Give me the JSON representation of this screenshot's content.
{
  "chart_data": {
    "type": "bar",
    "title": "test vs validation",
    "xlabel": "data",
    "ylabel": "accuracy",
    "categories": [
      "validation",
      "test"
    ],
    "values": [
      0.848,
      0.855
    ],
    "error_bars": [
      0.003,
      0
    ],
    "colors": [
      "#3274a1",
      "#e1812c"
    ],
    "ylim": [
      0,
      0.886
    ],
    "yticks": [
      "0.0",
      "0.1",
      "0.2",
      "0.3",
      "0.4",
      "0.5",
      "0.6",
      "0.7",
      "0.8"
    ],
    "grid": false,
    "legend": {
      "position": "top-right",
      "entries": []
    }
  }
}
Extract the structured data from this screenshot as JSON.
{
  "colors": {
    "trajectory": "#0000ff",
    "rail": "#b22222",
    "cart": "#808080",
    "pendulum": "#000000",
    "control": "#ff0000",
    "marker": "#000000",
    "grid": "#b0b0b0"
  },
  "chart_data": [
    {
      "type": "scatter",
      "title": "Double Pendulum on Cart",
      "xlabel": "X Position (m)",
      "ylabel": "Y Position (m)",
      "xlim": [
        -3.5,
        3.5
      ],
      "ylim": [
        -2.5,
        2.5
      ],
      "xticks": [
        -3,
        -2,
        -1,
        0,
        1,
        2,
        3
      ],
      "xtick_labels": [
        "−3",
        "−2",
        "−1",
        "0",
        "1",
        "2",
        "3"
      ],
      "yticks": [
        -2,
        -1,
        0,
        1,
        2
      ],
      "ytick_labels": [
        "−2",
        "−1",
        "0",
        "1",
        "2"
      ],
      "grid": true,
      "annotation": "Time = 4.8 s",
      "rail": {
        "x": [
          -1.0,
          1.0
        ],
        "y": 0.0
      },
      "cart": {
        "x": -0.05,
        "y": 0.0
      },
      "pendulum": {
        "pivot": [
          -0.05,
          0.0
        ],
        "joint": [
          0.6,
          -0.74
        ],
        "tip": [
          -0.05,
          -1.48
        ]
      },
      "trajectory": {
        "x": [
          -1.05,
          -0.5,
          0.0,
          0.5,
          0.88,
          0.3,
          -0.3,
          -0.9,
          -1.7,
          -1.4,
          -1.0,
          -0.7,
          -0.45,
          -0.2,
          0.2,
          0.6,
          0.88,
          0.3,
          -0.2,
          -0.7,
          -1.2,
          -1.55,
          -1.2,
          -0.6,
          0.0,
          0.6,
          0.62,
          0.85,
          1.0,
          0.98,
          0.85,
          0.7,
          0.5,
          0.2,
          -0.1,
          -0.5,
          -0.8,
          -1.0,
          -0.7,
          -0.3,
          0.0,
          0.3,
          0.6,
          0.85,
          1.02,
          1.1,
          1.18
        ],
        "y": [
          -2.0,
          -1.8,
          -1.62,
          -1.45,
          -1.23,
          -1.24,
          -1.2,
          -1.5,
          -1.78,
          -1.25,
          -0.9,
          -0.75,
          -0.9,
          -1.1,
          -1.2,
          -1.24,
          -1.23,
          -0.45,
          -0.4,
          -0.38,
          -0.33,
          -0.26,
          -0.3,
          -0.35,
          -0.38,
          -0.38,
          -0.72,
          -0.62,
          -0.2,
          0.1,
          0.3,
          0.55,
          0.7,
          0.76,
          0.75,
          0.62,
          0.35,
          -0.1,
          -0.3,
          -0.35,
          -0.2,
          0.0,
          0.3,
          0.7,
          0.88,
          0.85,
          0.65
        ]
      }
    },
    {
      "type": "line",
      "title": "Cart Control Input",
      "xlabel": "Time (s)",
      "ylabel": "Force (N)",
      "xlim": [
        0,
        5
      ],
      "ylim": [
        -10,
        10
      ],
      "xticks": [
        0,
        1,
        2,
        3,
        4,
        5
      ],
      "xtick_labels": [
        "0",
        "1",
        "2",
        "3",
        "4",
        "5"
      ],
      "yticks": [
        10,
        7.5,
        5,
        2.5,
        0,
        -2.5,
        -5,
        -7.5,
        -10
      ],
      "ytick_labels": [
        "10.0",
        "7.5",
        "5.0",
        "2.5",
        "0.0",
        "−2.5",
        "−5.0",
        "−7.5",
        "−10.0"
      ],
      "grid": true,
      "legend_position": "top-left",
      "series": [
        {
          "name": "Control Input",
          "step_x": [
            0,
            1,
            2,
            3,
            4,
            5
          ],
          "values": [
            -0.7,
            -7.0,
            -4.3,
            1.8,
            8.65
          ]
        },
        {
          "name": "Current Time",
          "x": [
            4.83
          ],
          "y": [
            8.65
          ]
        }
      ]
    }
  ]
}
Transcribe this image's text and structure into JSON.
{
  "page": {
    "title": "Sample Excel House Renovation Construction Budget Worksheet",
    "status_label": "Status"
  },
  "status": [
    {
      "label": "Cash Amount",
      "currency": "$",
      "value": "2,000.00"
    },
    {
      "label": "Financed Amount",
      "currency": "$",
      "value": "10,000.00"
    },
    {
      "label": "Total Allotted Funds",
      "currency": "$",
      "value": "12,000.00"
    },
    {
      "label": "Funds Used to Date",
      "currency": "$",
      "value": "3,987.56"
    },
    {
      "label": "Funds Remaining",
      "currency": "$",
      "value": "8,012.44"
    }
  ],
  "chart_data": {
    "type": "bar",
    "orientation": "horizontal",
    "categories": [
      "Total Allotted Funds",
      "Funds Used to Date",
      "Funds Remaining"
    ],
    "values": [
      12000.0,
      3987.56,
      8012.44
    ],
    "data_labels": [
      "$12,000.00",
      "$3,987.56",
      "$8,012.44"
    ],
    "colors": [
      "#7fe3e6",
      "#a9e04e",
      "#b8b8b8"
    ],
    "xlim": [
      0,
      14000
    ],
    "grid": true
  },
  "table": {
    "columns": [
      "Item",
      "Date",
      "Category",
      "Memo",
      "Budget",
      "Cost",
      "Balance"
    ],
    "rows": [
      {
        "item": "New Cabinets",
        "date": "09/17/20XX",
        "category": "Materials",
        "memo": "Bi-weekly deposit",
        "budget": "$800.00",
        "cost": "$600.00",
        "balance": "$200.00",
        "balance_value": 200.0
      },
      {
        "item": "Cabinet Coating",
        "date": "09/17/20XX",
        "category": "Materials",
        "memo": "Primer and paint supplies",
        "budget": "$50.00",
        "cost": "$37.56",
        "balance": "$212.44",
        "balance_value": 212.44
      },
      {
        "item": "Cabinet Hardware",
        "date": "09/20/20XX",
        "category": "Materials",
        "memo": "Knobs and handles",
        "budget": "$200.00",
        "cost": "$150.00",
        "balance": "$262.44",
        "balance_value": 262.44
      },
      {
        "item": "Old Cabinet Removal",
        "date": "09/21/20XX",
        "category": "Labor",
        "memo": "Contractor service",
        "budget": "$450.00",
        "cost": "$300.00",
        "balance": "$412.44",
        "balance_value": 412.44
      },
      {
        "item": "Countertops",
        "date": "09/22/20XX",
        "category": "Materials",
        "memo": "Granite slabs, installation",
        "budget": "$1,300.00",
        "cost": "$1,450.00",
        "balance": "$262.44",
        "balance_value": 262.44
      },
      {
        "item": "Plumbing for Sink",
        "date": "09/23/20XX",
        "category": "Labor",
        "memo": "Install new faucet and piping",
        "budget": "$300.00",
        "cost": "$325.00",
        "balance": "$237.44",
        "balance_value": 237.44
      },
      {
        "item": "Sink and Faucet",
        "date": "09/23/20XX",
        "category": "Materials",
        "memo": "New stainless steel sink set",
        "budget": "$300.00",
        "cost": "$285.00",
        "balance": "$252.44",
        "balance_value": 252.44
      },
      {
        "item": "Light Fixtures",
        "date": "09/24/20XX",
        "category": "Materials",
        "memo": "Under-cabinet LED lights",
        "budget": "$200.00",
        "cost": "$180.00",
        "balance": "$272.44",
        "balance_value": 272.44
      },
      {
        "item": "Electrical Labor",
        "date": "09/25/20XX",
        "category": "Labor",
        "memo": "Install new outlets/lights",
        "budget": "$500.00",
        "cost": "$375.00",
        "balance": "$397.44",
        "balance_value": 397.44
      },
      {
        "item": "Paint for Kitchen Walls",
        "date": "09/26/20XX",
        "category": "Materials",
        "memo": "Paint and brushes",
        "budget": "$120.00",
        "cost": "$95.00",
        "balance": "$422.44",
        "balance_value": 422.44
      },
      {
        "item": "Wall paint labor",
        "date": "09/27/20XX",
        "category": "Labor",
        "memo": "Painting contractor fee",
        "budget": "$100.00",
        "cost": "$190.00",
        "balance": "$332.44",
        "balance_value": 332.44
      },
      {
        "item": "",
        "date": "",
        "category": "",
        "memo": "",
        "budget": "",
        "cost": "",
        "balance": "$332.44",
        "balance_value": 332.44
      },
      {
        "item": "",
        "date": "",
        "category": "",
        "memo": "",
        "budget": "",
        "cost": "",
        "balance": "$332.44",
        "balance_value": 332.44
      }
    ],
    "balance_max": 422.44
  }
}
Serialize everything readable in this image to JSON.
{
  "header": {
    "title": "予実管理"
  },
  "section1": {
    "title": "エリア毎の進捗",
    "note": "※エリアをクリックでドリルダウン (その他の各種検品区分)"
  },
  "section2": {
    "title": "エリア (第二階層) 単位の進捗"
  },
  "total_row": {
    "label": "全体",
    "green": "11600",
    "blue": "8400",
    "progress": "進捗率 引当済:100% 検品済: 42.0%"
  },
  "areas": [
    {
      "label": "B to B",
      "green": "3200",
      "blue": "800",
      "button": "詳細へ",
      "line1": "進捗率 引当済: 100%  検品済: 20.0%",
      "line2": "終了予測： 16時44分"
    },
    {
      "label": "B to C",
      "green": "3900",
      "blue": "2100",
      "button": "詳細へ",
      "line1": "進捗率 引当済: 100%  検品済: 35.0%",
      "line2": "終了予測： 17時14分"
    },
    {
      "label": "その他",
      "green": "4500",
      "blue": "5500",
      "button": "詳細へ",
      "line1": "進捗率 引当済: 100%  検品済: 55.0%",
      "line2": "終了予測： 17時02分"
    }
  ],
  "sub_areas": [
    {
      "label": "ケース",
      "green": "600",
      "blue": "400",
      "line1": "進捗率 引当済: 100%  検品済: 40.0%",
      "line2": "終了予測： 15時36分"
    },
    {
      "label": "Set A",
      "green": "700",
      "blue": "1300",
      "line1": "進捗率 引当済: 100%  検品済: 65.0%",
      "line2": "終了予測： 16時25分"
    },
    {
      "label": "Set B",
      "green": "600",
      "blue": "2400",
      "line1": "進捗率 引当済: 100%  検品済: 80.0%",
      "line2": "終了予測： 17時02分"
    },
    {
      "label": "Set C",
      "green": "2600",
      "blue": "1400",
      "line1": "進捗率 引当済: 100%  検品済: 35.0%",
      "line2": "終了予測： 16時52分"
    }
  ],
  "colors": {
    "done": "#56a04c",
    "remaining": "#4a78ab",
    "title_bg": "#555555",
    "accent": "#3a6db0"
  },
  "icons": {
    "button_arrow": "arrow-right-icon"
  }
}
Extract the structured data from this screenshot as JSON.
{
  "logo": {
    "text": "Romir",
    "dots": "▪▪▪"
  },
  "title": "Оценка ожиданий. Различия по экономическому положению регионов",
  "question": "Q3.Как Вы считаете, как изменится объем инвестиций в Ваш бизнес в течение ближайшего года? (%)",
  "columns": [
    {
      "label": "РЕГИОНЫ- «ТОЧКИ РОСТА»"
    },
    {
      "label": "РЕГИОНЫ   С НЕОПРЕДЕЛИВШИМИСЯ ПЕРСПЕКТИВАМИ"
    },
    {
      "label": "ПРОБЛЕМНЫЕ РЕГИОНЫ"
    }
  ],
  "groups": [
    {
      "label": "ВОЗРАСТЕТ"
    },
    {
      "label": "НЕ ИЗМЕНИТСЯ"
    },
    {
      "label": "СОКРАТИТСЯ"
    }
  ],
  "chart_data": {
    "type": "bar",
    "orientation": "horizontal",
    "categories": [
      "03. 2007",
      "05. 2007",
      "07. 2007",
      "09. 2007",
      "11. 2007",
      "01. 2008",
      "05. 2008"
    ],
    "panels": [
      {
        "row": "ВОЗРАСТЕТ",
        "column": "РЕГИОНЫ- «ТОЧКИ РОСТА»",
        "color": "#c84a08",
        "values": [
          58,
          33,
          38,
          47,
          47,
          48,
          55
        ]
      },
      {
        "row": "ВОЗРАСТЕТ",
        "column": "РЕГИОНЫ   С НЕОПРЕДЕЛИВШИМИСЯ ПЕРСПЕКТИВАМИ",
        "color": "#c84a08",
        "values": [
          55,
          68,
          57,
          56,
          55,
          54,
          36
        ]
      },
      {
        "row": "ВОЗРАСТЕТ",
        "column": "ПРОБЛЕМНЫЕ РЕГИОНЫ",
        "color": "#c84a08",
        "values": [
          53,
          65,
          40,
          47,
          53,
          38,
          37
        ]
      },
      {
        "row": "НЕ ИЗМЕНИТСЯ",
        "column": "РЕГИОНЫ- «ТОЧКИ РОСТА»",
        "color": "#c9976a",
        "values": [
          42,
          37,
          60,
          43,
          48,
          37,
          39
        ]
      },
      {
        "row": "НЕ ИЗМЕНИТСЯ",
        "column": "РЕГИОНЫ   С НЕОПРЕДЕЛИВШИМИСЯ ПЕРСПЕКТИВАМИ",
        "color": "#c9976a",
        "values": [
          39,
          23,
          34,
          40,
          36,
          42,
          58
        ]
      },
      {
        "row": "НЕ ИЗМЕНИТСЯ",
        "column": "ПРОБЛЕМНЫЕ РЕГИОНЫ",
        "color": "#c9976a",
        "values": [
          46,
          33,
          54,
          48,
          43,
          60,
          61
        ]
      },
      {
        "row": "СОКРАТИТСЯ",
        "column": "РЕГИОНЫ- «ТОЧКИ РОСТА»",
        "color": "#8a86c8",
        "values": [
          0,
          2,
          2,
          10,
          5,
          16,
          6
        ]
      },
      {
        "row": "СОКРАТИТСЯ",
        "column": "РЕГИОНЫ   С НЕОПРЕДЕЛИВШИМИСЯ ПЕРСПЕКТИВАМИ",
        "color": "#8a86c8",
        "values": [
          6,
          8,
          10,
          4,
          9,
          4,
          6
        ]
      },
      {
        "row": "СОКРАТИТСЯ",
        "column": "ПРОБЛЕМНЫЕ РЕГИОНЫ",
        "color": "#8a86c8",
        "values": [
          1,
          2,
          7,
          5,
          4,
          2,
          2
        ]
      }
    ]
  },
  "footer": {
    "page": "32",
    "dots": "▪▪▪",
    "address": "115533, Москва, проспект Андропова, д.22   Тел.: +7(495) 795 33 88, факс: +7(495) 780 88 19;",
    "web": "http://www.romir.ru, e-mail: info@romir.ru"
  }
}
++++++++++++++++++++
**Exercise objective:**
Return all lines containing "Used".

**Output of the exercise:**
      "label": "Funds Used to Date",
      "Funds Used to Date",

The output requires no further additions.